▶ _Work to do_
Word for word, repeat the entries, minus the pictures.

▶ _Dataset excerpts_
####################

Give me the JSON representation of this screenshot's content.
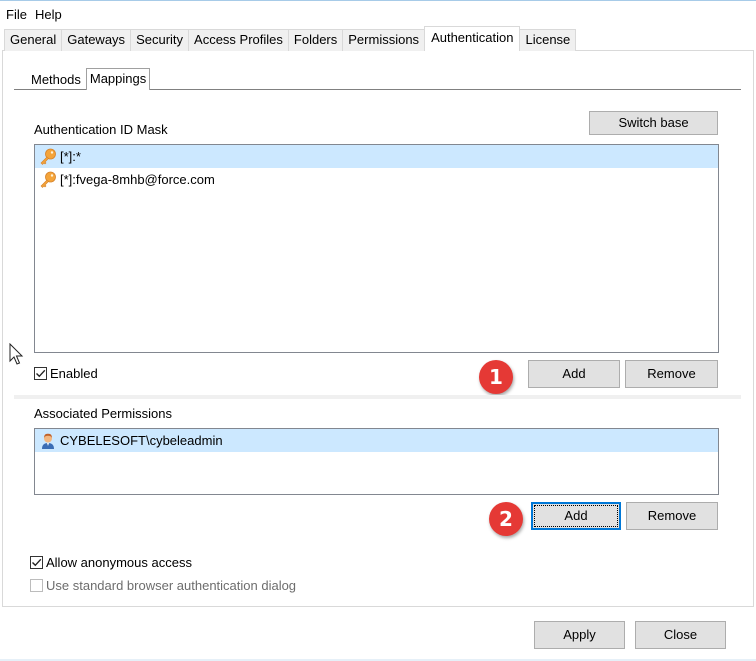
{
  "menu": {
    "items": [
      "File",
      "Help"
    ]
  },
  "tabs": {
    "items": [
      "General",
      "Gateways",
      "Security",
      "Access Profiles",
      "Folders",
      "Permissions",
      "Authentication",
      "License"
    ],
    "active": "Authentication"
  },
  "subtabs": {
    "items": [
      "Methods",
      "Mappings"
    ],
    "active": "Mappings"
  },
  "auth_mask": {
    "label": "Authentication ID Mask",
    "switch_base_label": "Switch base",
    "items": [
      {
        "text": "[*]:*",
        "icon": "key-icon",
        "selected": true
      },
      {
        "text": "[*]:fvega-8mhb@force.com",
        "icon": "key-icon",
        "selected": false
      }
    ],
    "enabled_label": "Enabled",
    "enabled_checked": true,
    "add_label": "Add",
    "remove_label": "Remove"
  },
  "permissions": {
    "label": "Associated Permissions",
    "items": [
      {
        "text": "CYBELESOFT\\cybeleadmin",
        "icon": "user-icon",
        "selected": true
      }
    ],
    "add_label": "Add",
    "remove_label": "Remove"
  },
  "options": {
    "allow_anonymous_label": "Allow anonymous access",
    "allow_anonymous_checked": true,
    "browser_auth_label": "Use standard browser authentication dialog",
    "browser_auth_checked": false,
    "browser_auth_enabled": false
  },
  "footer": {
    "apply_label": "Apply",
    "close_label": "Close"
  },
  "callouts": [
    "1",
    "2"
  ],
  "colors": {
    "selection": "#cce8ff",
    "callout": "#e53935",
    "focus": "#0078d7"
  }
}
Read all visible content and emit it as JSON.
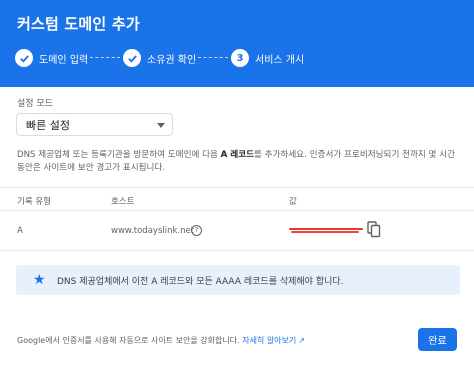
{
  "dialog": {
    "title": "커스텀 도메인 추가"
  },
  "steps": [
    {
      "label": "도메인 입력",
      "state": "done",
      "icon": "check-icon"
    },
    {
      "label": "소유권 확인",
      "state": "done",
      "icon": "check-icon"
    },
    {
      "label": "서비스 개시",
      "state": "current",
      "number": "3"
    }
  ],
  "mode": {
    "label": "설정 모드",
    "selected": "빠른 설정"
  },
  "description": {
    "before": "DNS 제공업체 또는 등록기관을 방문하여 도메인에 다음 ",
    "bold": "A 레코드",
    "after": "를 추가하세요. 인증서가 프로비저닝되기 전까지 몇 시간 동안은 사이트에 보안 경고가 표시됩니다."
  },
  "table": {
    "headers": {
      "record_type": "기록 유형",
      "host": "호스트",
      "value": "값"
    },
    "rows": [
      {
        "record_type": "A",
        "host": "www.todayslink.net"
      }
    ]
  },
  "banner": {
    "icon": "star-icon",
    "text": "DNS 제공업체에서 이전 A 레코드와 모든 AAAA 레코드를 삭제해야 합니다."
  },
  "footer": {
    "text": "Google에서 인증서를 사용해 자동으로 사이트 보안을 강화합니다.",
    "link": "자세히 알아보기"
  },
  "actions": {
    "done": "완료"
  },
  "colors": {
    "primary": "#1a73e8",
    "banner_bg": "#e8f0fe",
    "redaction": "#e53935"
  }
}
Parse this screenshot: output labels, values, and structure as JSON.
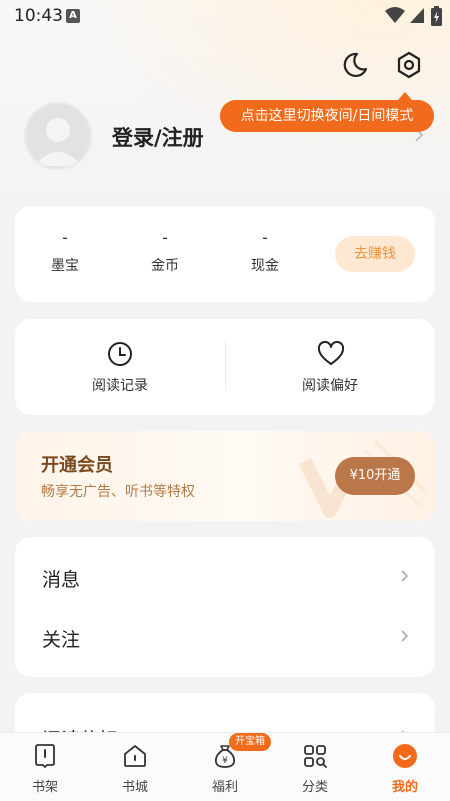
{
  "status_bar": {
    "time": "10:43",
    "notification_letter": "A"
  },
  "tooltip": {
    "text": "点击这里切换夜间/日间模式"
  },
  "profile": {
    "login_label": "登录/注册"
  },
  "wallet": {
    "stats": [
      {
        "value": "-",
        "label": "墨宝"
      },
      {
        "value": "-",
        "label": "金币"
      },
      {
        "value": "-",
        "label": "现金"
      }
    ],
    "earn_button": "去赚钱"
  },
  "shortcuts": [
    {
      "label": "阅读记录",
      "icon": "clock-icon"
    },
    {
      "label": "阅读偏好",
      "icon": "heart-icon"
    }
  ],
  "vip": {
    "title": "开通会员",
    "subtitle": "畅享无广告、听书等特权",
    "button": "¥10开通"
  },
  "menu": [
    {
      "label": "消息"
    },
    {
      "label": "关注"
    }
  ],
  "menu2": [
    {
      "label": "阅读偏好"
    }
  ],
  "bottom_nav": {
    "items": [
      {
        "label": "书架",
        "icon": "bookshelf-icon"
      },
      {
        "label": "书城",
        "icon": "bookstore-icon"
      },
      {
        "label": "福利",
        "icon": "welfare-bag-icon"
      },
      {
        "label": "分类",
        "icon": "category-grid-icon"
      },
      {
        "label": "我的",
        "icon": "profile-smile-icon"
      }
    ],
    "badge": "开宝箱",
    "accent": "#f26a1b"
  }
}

####################

▶ _Exercise output_
Give me the JSON representation of this screenshot's content.
{
  "menu": {
    "items": [
      "File",
      "Help"
    ]
  },
  "tabs": {
    "items": [
      "General",
      "Gateways",
      "Security",
      "Access Profiles",
      "Folders",
      "Permissions",
      "Authentication",
      "License"
    ],
    "active": "Authentication"
  },
  "subtabs": {
    "items": [
      "Methods",
      "Mappings"
    ],
    "active": "Mappings"
  },
  "auth_mask": {
    "label": "Authentication ID Mask",
    "switch_base_label": "Switch base",
    "items": [
      {
        "text": "[*]:*",
        "icon": "key-icon",
        "selected": true
      },
      {
        "text": "[*]:fvega-8mhb@force.com",
        "icon": "key-icon",
        "selected": false
      }
    ],
    "enabled_label": "Enabled",
    "enabled_checked": true,
    "add_label": "Add",
    "remove_label": "Remove"
  },
  "permissions": {
    "label": "Associated Permissions",
    "items": [
      {
        "text": "CYBELESOFT\\cybeleadmin",
        "icon": "user-icon",
        "selected": true
      }
    ],
    "add_label": "Add",
    "remove_label": "Remove"
  },
  "options": {
    "allow_anonymous_label": "Allow anonymous access",
    "allow_anonymous_checked": true,
    "browser_auth_label": "Use standard browser authentication dialog",
    "browser_auth_checked": false,
    "browser_auth_enabled": false
  },
  "footer": {
    "apply_label": "Apply",
    "close_label": "Close"
  },
  "callouts": [
    "1",
    "2"
  ],
  "colors": {
    "selection": "#cce8ff",
    "callout": "#e53935",
    "focus": "#0078d7"
  }
}
Read all visible content and emit it as JSON.
{
  "dialog": {
    "title": "커스텀 도메인 추가"
  },
  "steps": [
    {
      "label": "도메인 입력",
      "state": "done",
      "icon": "check-icon"
    },
    {
      "label": "소유권 확인",
      "state": "done",
      "icon": "check-icon"
    },
    {
      "label": "서비스 개시",
      "state": "current",
      "number": "3"
    }
  ],
  "mode": {
    "label": "설정 모드",
    "selected": "빠른 설정"
  },
  "description": {
    "before": "DNS 제공업체 또는 등록기관을 방문하여 도메인에 다음 ",
    "bold": "A 레코드",
    "after": "를 추가하세요. 인증서가 프로비저닝되기 전까지 몇 시간 동안은 사이트에 보안 경고가 표시됩니다."
  },
  "table": {
    "headers": {
      "record_type": "기록 유형",
      "host": "호스트",
      "value": "값"
    },
    "rows": [
      {
        "record_type": "A",
        "host": "www.todayslink.net"
      }
    ]
  },
  "banner": {
    "icon": "star-icon",
    "text": "DNS 제공업체에서 이전 A 레코드와 모든 AAAA 레코드를 삭제해야 합니다."
  },
  "footer": {
    "text": "Google에서 인증서를 사용해 자동으로 사이트 보안을 강화합니다.",
    "link": "자세히 알아보기"
  },
  "actions": {
    "done": "완료"
  },
  "colors": {
    "primary": "#1a73e8",
    "banner_bg": "#e8f0fe",
    "redaction": "#e53935"
  }
}
Parse this screenshot: output labels, values, and structure as JSON.
{
  "status_bar": {
    "time": "10:43",
    "notification_letter": "A"
  },
  "tooltip": {
    "text": "点击这里切换夜间/日间模式"
  },
  "profile": {
    "login_label": "登录/注册"
  },
  "wallet": {
    "stats": [
      {
        "value": "-",
        "label": "墨宝"
      },
      {
        "value": "-",
        "label": "金币"
      },
      {
        "value": "-",
        "label": "现金"
      }
    ],
    "earn_button": "去赚钱"
  },
  "shortcuts": [
    {
      "label": "阅读记录",
      "icon": "clock-icon"
    },
    {
      "label": "阅读偏好",
      "icon": "heart-icon"
    }
  ],
  "vip": {
    "title": "开通会员",
    "subtitle": "畅享无广告、听书等特权",
    "button": "¥10开通"
  },
  "menu": [
    {
      "label": "消息"
    },
    {
      "label": "关注"
    }
  ],
  "menu2": [
    {
      "label": "阅读偏好"
    }
  ],
  "bottom_nav": {
    "items": [
      {
        "label": "书架",
        "icon": "bookshelf-icon"
      },
      {
        "label": "书城",
        "icon": "bookstore-icon"
      },
      {
        "label": "福利",
        "icon": "welfare-bag-icon"
      },
      {
        "label": "分类",
        "icon": "category-grid-icon"
      },
      {
        "label": "我的",
        "icon": "profile-smile-icon"
      }
    ],
    "badge": "开宝箱",
    "accent": "#f26a1b"
  }
}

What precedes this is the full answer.